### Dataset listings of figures
┌──

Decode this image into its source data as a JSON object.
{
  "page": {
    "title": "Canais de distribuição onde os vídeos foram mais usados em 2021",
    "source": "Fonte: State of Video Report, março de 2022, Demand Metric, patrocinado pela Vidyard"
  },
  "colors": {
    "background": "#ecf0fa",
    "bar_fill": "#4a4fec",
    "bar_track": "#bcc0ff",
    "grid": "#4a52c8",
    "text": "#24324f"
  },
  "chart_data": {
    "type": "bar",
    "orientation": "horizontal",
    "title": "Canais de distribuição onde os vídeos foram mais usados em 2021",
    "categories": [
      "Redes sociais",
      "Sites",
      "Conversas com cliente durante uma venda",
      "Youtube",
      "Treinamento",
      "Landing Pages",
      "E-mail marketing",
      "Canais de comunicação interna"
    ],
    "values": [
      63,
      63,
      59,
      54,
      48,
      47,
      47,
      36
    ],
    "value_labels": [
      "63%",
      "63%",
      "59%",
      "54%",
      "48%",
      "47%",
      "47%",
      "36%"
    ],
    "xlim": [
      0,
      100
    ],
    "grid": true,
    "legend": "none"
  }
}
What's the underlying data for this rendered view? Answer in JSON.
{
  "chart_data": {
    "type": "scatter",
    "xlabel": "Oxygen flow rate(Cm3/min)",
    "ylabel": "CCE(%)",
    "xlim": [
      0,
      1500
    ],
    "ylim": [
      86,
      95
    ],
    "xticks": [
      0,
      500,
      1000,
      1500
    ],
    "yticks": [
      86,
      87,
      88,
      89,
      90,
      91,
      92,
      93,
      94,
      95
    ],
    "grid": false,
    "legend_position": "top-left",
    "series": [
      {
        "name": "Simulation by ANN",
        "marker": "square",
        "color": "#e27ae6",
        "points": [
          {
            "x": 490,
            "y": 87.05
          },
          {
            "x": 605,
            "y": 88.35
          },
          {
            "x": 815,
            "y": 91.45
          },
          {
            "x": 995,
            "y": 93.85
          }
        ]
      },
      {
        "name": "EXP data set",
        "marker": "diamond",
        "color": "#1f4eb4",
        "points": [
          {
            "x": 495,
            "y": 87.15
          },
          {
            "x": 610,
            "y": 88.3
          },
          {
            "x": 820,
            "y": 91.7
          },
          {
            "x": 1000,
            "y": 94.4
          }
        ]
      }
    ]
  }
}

└──

### Problem statement
Quote the data above in full, changing nothing.

### Right answer
Decode this image into its source data as a JSON object.
{
  "page": {
    "title": "Canais de distribuição onde os vídeos foram mais usados em 2021",
    "source": "Fonte: State of Video Report, março de 2022, Demand Metric, patrocinado pela Vidyard"
  },
  "colors": {
    "background": "#ecf0fa",
    "bar_fill": "#4a4fec",
    "bar_track": "#bcc0ff",
    "grid": "#4a52c8",
    "text": "#24324f"
  },
  "chart_data": {
    "type": "bar",
    "orientation": "horizontal",
    "title": "Canais de distribuição onde os vídeos foram mais usados em 2021",
    "categories": [
      "Redes sociais",
      "Sites",
      "Conversas com cliente durante uma venda",
      "Youtube",
      "Treinamento",
      "Landing Pages",
      "E-mail marketing",
      "Canais de comunicação interna"
    ],
    "values": [
      63,
      63,
      59,
      54,
      48,
      47,
      47,
      36
    ],
    "value_labels": [
      "63%",
      "63%",
      "59%",
      "54%",
      "48%",
      "47%",
      "47%",
      "36%"
    ],
    "xlim": [
      0,
      100
    ],
    "grid": true,
    "legend": "none"
  }
}
What's the underlying data for this rendered view? Answer in JSON.
{
  "chart_data": {
    "type": "scatter",
    "xlabel": "Oxygen flow rate(Cm3/min)",
    "ylabel": "CCE(%)",
    "xlim": [
      0,
      1500
    ],
    "ylim": [
      86,
      95
    ],
    "xticks": [
      0,
      500,
      1000,
      1500
    ],
    "yticks": [
      86,
      87,
      88,
      89,
      90,
      91,
      92,
      93,
      94,
      95
    ],
    "grid": false,
    "legend_position": "top-left",
    "series": [
      {
        "name": "Simulation by ANN",
        "marker": "square",
        "color": "#e27ae6",
        "points": [
          {
            "x": 490,
            "y": 87.05
          },
          {
            "x": 605,
            "y": 88.35
          },
          {
            "x": 815,
            "y": 91.45
          },
          {
            "x": 995,
            "y": 93.85
          }
        ]
      },
      {
        "name": "EXP data set",
        "marker": "diamond",
        "color": "#1f4eb4",
        "points": [
          {
            "x": 495,
            "y": 87.15
          },
          {
            "x": 610,
            "y": 88.3
          },
          {
            "x": 820,
            "y": 91.7
          },
          {
            "x": 1000,
            "y": 94.4
          }
        ]
      }
    ]
  }
}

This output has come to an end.